[Saved entries]
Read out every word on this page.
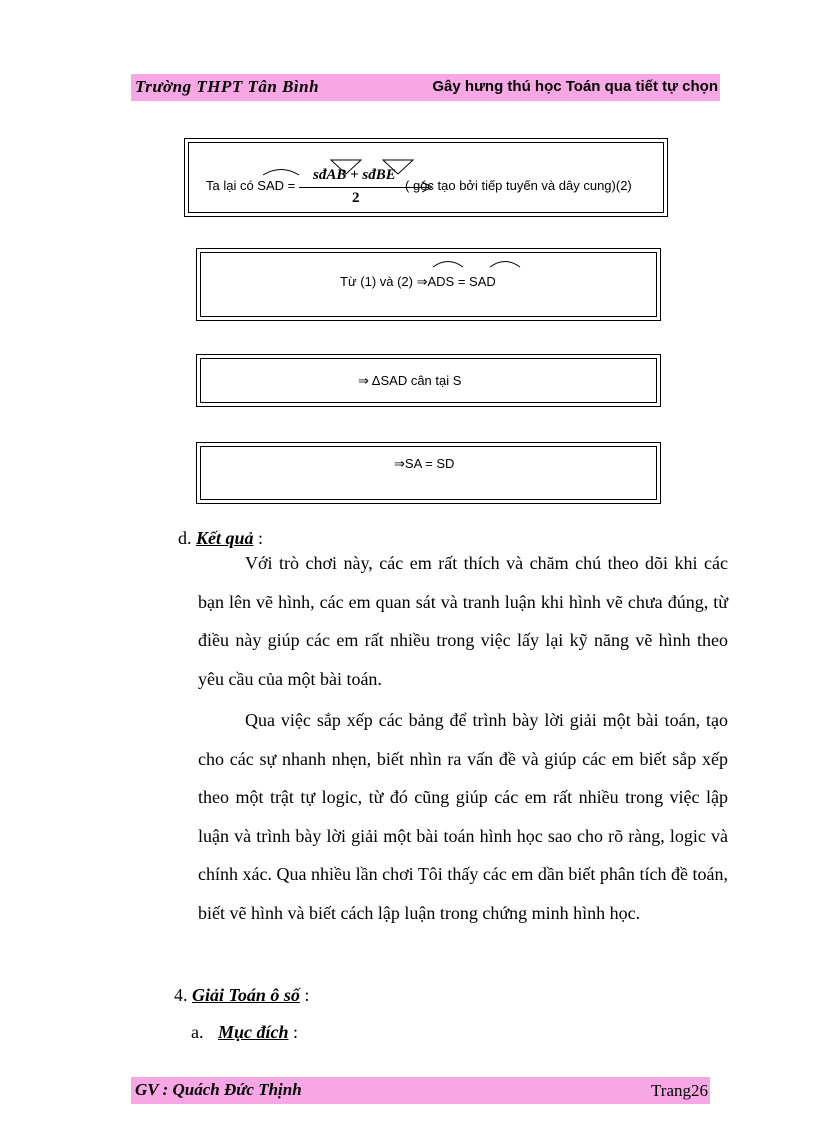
Trường THPT Tân Bình	Gây hưng thú học Toán qua tiết tự chọn
Ta lại có SAD =
sđAB + sđBE
2
( góc tạo bởi tiếp tuyến và dây cung)(2)
Từ (1) và (2) ⇒ADS = SAD
⇒ ΔSAD cân tại S
⇒SA = SD
d. Kết quả :
Với trò chơi này, các em rất thích và chăm chú theo dõi khi các bạn lên vẽ hình, các em quan sát và tranh luận khi hình vẽ chưa đúng, từ điều này giúp các em rất nhiều trong việc lấy lại kỹ năng vẽ hình theo yêu cầu của một bài toán.
Qua việc sắp xếp các bảng để trình bày lời giải một bài toán, tạo cho các sự nhanh nhẹn, biết nhìn ra vấn đề và giúp các em biết sắp xếp theo một trật tự logic, từ đó cũng giúp các em rất nhiều trong việc lập luận và trình bày lời giải một bài toán hình học sao cho rõ ràng, logic và chính xác. Qua nhiều lần chơi Tôi thấy các em dần biết phân tích đề toán, biết vẽ hình và biết cách lập luận trong chứng minh hình học.
4. Giải Toán ô số :
a. Mục đích :
GV : Quách Đức Thịnh	Trang26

**To be done:** Output all of the data exactly as it stands, minus any images.

**Written answer:**
Read out every word on this page.
Trường THPT Tân Bình	Gây hưng thú học Toán qua tiết tự chọn
Ta lại có SAD =
sđAB + sđBE
2
( góc tạo bởi tiếp tuyến và dây cung)(2)
Từ (1) và (2) ⇒ADS = SAD
⇒ ΔSAD cân tại S
⇒SA = SD
d. Kết quả :
Với trò chơi này, các em rất thích và chăm chú theo dõi khi các bạn lên vẽ hình, các em quan sát và tranh luận khi hình vẽ chưa đúng, từ điều này giúp các em rất nhiều trong việc lấy lại kỹ năng vẽ hình theo yêu cầu của một bài toán.
Qua việc sắp xếp các bảng để trình bày lời giải một bài toán, tạo cho các sự nhanh nhẹn, biết nhìn ra vấn đề và giúp các em biết sắp xếp theo một trật tự logic, từ đó cũng giúp các em rất nhiều trong việc lập luận và trình bày lời giải một bài toán hình học sao cho rõ ràng, logic và chính xác. Qua nhiều lần chơi Tôi thấy các em dần biết phân tích đề toán, biết vẽ hình và biết cách lập luận trong chứng minh hình học.
4. Giải Toán ô số :
a. Mục đích :
GV : Quách Đức Thịnh	Trang26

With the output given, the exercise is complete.